Reproduce the theater review from "The beauty of" up to and including "of the evening.", substituting "performer" for "actress".

EXTRACTED TEXT

----

Following Florence LaRue's opening number, my connection, Juli Kim, presented a beautiful  Korean dance  accompanied by her son on cello and daughter on piano. 
The grace and fluidity of her dance was beautifully  engaging.
Scene changes by stage manager Ms Brandi Johnson and her crew were somewhat tentative, but the entire time, the audience was totally engaged.  
Amy Milano's "Dancing With Crazies" began with an energetic dance routine that led to a somewhat labored one woman presentation that chronicled events in her life evolving into a tap dance routine! 
We skipped momentarily the scheduled intermission with an additional song by gorgeous Florence LaRue who, after being a part of the Fifth Dimension so long ago showed that she has only improved with age.. 
Then..  intermission and the hawking of more raffle tickets! Florence predicted that she'd win something! AND.. she did!  Hmmmmm....
After intermission we were treated to an amazing display of rhythm with Juli Kim and a five drum dance.   Ms Kim exhibited the elegant calm of her introductory dance enhanced by acrobatic percussion using five decorated frame drums that came to life with her expert drumming. 
The beauty of this evening's diversity was the professional presentations seasoned with our beautiful hostesses weathering through the required dialogue.  I was fortunate to reconnect with actress Dagmar Stansova whose "Loose Underware" show I reviewed recently as part of the Hollywood Fringe Festival.  Her shared insights as the program progressed pointed up the spontaneous quality of the evening.   
With an onstage musical trio: Rahan Coleman: keyboard, Michael Saucier: bass and Quentin Denard on drums,  Ms Freda Payne paid tribute to her childhood idol, Ella Fitzgerald. Ms Payne presented Fitzgerald's personal history with familiar tunes with some scat mixed in.  
Such diverse entertainment was well received with my personal surprises brought by Ms Kim.  This was a one time only event, but should opportunities to see Ms Kim perform, her bringing the Korean culture to the western stage is truly impressive. 
I've learned that the zither that I have come into is probably NOT Korean, so if anyone knows anything about a Chinese zheng or guzheng, please contact me. 
This zither has sixteen strings, with friction pegs and sixteen triangular bridges that the strings are strung on, any information shall be appreciated. I need more bridges! 
Thanks to producer / LAWTF co-founder Adilah Barnes for a most unique evening of theatre. For more information about the workshops and activities of LAWTF go to and support these dedicated artists. 
Michael Sheehan

Monday, July 15, 2019


It's a long way to go to tell the old Bible story of the wisdom of Solomon. What Bertolt Brecht has done in one way or another with most of the many plays he's written has been to set a standard for production that makes the show itself not just a play.. not just a few hours in a dark space with a story, but a polemic .. the undercurrent of the times.. the strong cast of characters.. and Anteaus's cast of thousands.. well.. a few dozen played with aplomb by sixteen protean professionals... starts with a preshow that sets the tone for putting on a play!

----

RECORD EXCERPTS
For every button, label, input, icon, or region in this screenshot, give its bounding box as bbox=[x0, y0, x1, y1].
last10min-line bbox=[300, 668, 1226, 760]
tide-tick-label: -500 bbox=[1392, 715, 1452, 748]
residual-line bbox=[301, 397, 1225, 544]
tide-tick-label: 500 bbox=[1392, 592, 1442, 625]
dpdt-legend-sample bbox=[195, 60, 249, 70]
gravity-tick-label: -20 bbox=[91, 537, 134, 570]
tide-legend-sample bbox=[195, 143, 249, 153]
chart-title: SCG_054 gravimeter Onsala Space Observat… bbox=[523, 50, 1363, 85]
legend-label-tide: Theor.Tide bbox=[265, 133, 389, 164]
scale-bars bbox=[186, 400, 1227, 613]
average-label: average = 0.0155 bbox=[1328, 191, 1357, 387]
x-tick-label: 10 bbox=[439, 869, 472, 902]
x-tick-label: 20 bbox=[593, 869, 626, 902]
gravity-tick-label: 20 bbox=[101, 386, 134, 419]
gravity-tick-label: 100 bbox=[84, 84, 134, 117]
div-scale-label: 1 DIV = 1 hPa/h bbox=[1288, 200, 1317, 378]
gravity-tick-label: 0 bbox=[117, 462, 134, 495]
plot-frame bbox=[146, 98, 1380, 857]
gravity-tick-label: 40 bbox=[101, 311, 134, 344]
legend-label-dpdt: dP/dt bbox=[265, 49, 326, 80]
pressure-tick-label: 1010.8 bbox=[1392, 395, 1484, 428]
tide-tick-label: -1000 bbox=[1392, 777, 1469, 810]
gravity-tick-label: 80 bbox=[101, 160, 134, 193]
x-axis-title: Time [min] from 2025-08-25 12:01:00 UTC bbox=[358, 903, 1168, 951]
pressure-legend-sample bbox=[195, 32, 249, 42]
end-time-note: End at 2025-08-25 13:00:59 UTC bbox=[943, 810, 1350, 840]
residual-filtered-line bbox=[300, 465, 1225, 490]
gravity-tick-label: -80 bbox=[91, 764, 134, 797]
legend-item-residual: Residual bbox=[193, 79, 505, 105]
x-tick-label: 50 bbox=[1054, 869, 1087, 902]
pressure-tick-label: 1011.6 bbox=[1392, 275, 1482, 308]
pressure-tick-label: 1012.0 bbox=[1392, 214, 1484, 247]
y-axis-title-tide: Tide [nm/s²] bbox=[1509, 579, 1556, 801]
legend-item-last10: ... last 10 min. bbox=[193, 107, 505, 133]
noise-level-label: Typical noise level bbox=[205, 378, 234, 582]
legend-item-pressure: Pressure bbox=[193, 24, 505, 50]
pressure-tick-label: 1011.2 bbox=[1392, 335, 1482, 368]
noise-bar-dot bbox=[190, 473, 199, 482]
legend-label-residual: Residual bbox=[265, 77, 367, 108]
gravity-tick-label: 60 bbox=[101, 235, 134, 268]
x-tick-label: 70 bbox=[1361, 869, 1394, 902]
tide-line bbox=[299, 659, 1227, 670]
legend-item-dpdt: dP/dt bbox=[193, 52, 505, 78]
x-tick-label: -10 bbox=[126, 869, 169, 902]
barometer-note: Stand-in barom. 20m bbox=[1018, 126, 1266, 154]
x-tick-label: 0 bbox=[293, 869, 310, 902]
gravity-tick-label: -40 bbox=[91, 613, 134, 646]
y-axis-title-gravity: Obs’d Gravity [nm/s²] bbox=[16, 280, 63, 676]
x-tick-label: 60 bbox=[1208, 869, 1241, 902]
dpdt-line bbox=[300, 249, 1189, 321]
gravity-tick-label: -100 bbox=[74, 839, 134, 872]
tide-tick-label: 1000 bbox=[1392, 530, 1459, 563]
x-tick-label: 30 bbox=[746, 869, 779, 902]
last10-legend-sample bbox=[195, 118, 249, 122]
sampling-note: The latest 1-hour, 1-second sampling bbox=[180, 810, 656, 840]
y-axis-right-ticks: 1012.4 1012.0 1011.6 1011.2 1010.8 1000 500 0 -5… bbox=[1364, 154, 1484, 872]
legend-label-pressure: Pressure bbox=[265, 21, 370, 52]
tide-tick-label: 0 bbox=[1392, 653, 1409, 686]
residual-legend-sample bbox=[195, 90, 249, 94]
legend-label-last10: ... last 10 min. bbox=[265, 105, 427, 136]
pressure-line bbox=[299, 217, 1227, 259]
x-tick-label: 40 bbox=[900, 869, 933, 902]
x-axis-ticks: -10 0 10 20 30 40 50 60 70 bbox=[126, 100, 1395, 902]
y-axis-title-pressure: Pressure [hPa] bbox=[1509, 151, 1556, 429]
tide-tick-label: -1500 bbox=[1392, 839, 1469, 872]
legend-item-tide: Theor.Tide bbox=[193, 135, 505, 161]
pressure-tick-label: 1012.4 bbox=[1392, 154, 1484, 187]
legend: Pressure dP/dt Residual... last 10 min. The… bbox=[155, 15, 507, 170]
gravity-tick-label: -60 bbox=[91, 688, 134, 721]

----

EXERCISE RESPONSE
The beauty of this evening's diversity was the professional presentations seasoned with our beautiful hostesses weathering through the required dialogue.  I was fortunate to reconnect with performer Dagmar Stansova whose "Loose Underware" show I reviewed recently as part of the Hollywood Fringe Festival.  Her shared insights as the program progressed pointed up the spontaneous quality of the evening.